> [WHAT THE TASK ASKS]
Return all lines where the word "estou" can be found.

> [GIVEN DATA]
● ● ● ● ● ● ●
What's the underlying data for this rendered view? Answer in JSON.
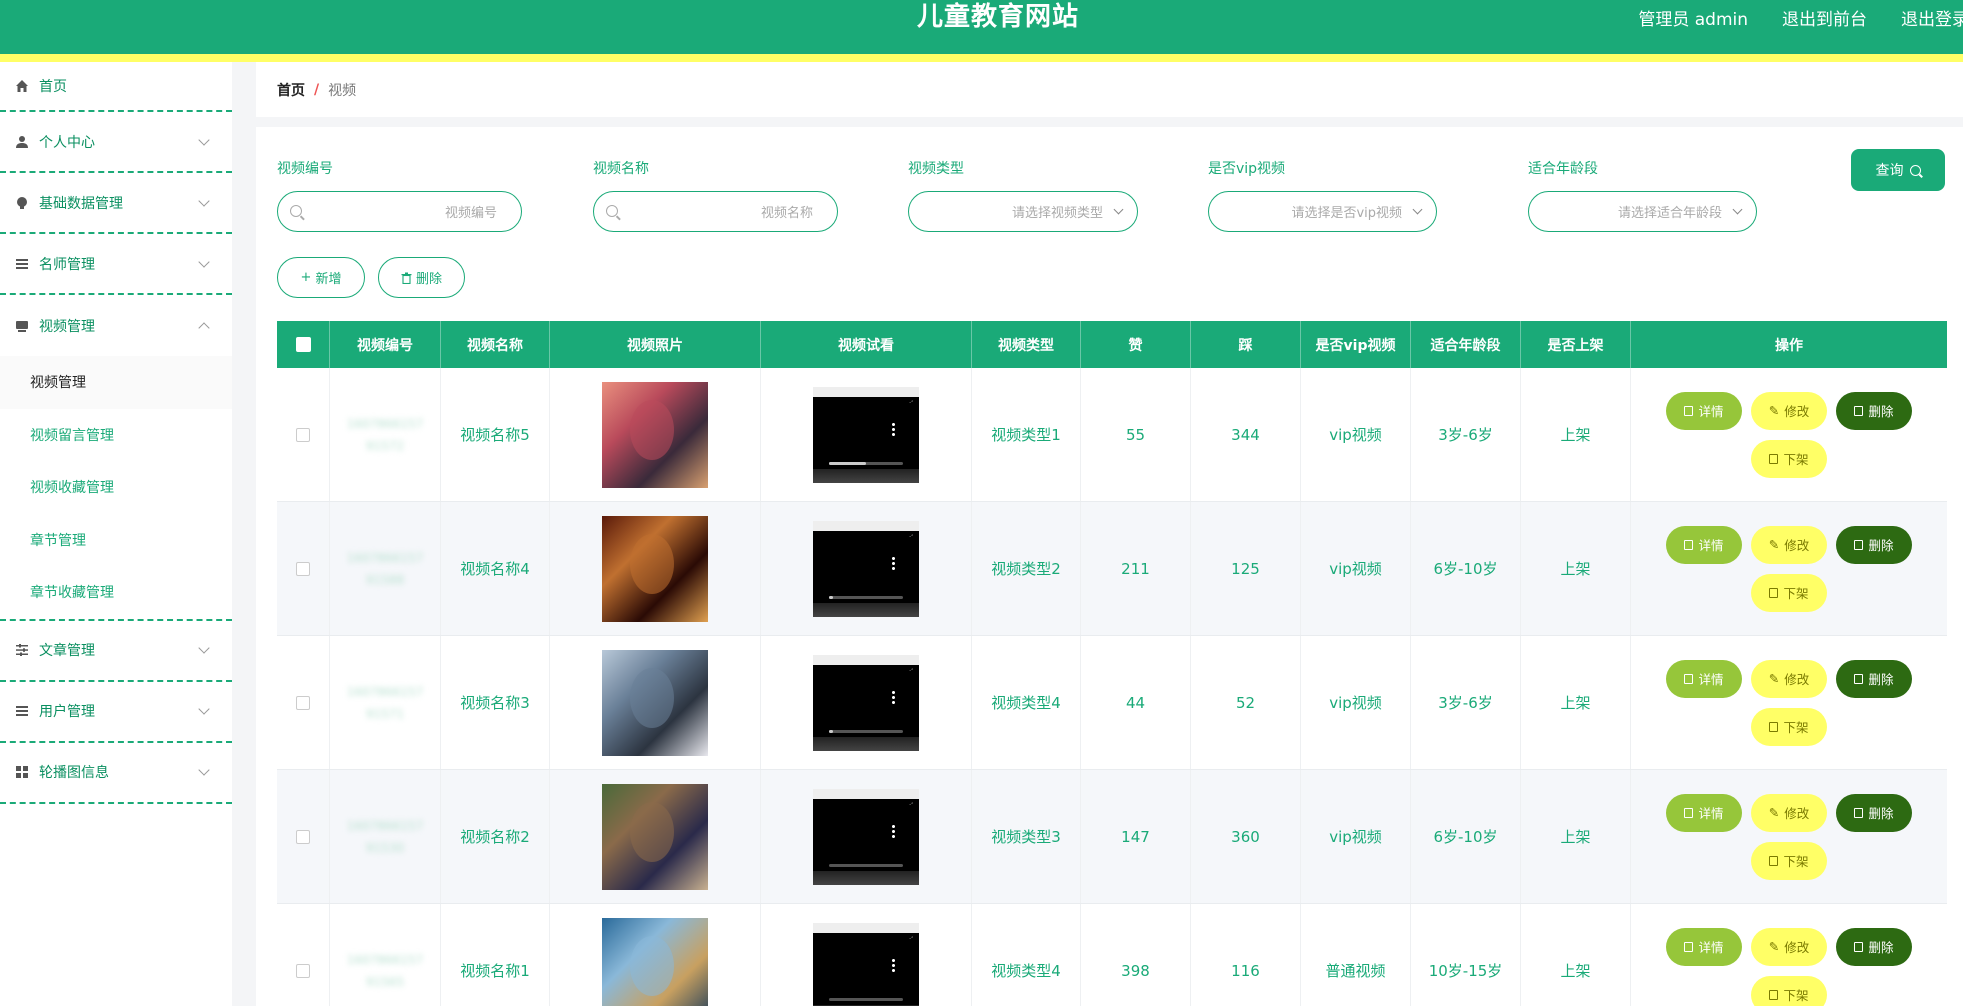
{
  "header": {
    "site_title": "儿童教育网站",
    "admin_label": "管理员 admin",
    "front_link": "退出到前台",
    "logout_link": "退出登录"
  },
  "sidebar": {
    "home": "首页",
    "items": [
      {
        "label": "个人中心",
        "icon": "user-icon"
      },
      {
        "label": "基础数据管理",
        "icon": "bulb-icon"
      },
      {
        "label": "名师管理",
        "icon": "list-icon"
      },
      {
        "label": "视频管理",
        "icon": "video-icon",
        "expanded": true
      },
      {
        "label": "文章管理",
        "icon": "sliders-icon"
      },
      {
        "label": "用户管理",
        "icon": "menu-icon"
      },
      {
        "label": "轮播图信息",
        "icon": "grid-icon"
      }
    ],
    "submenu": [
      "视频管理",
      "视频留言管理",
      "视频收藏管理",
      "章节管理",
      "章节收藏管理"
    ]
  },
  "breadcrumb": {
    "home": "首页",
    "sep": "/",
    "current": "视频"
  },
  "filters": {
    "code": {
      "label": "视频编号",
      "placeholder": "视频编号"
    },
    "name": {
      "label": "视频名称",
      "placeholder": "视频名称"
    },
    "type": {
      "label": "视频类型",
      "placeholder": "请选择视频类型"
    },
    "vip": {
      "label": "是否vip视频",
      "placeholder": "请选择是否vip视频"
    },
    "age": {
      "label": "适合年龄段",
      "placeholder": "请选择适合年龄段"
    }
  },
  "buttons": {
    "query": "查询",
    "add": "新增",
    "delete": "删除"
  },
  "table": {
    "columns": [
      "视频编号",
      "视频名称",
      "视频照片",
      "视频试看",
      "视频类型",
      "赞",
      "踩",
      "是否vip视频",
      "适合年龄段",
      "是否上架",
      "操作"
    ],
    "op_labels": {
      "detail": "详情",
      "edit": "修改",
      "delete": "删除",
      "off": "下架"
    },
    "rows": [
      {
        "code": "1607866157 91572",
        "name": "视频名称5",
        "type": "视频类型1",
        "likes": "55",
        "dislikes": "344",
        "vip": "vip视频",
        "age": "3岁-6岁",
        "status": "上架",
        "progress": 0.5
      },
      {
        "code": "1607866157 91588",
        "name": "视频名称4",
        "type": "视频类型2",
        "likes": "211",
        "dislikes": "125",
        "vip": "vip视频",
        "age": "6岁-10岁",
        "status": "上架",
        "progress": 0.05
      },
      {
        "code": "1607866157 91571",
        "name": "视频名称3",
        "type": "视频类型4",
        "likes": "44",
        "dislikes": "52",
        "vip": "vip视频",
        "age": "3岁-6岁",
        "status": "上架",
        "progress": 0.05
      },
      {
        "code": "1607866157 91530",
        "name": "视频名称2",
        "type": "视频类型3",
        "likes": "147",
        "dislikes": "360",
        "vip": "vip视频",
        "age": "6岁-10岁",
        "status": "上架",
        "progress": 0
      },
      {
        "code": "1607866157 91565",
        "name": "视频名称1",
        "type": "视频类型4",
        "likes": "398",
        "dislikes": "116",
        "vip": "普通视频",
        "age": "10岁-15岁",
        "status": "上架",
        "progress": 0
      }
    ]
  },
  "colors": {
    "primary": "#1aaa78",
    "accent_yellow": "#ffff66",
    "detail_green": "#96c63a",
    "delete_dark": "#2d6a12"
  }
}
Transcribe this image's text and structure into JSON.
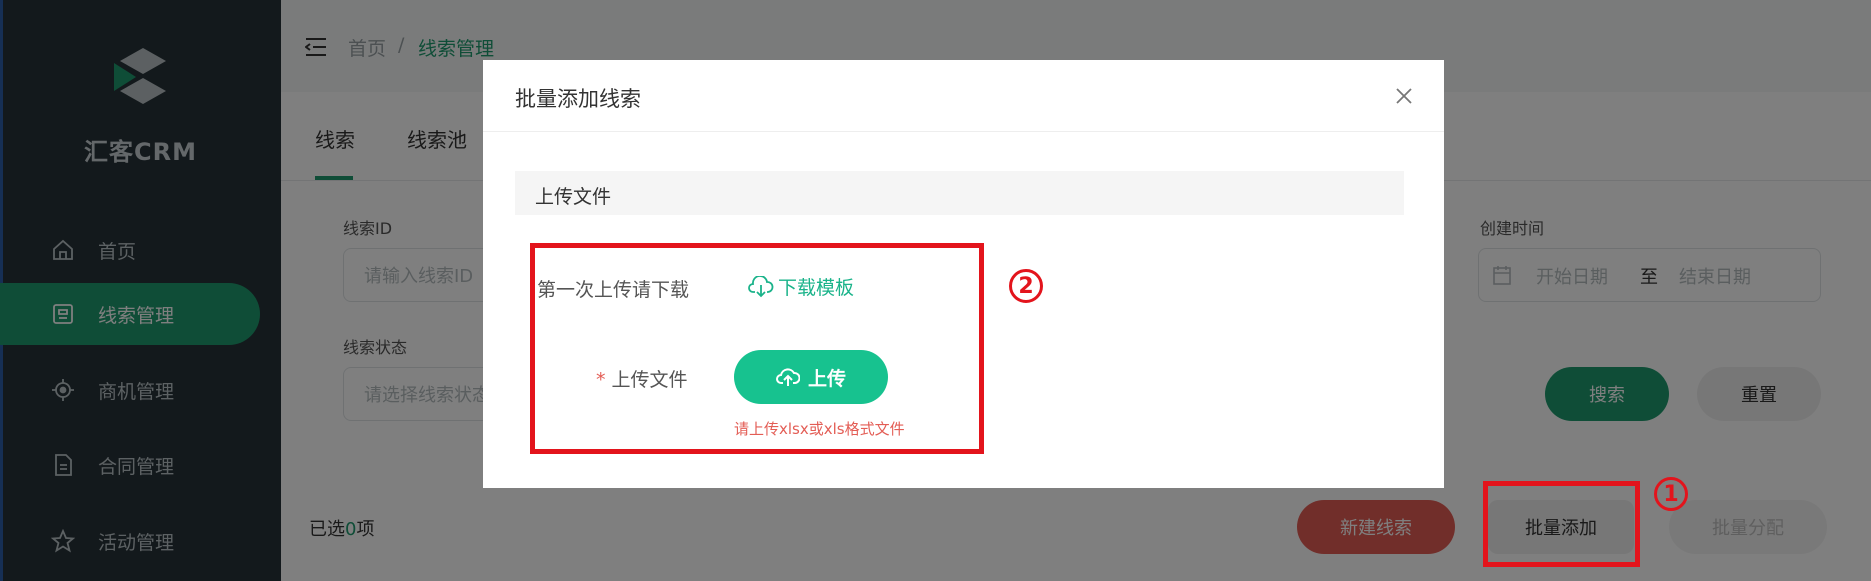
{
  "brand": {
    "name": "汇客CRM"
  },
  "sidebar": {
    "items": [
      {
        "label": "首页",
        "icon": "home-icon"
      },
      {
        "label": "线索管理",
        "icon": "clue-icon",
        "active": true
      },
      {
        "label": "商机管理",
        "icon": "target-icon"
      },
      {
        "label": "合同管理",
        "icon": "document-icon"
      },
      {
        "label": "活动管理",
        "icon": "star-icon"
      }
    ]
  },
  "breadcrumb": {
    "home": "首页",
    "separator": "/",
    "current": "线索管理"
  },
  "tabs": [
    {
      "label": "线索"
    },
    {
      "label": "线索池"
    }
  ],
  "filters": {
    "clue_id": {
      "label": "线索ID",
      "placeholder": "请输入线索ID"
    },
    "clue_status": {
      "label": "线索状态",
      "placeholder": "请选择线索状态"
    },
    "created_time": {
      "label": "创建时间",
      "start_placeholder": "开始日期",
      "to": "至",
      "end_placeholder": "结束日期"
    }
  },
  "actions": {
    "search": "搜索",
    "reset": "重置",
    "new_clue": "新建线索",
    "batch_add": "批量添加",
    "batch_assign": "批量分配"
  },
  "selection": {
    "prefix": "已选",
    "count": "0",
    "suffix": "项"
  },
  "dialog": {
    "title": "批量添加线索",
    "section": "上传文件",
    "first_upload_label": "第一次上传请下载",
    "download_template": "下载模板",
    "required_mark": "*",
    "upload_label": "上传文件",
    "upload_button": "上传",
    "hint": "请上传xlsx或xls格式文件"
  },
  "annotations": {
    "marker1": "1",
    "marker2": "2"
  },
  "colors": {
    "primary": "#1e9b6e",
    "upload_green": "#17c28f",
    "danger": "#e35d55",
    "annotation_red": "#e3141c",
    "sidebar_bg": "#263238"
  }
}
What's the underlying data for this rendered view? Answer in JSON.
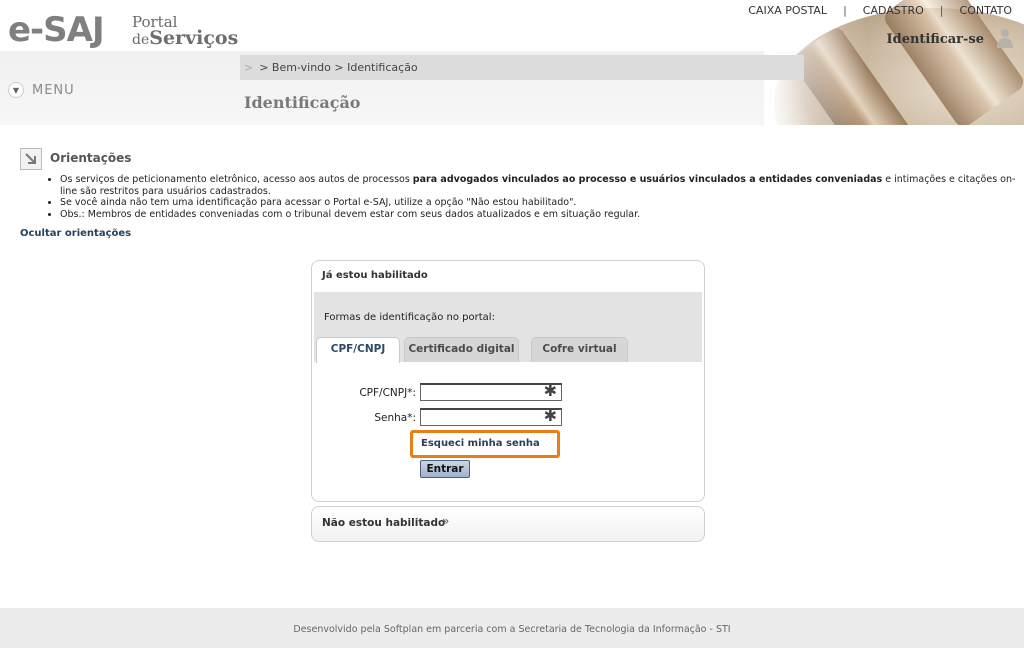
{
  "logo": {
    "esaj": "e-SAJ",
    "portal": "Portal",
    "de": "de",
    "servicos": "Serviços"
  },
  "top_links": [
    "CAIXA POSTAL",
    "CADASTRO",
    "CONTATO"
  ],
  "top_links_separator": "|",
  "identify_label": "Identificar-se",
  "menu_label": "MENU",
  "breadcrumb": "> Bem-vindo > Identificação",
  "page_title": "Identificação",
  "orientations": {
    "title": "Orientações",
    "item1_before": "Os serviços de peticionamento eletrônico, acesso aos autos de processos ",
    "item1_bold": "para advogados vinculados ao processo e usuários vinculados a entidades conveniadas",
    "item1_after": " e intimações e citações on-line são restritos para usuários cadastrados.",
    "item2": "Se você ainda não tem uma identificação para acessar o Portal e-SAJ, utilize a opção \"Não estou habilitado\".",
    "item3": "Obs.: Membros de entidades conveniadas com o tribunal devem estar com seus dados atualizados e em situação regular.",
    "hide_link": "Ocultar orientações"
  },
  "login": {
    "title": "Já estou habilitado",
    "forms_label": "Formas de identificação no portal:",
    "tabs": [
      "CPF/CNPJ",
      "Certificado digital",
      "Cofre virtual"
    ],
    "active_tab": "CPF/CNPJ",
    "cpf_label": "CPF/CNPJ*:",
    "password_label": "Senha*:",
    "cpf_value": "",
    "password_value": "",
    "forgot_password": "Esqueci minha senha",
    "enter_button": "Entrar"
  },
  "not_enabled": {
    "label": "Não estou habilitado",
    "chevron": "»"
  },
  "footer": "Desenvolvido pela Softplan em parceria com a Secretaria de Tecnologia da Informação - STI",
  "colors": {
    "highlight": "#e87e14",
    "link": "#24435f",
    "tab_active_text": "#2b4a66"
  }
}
● ● ● ● ● ● ●
> [ANSWER TO THE TASK]
    "item2": "Se você ainda não tem uma identificação para acessar o Portal e-SAJ, utilize a opção \"Não estou habilitado\".",
    "title": "Já estou habilitado",
    "label": "Não estou habilitado",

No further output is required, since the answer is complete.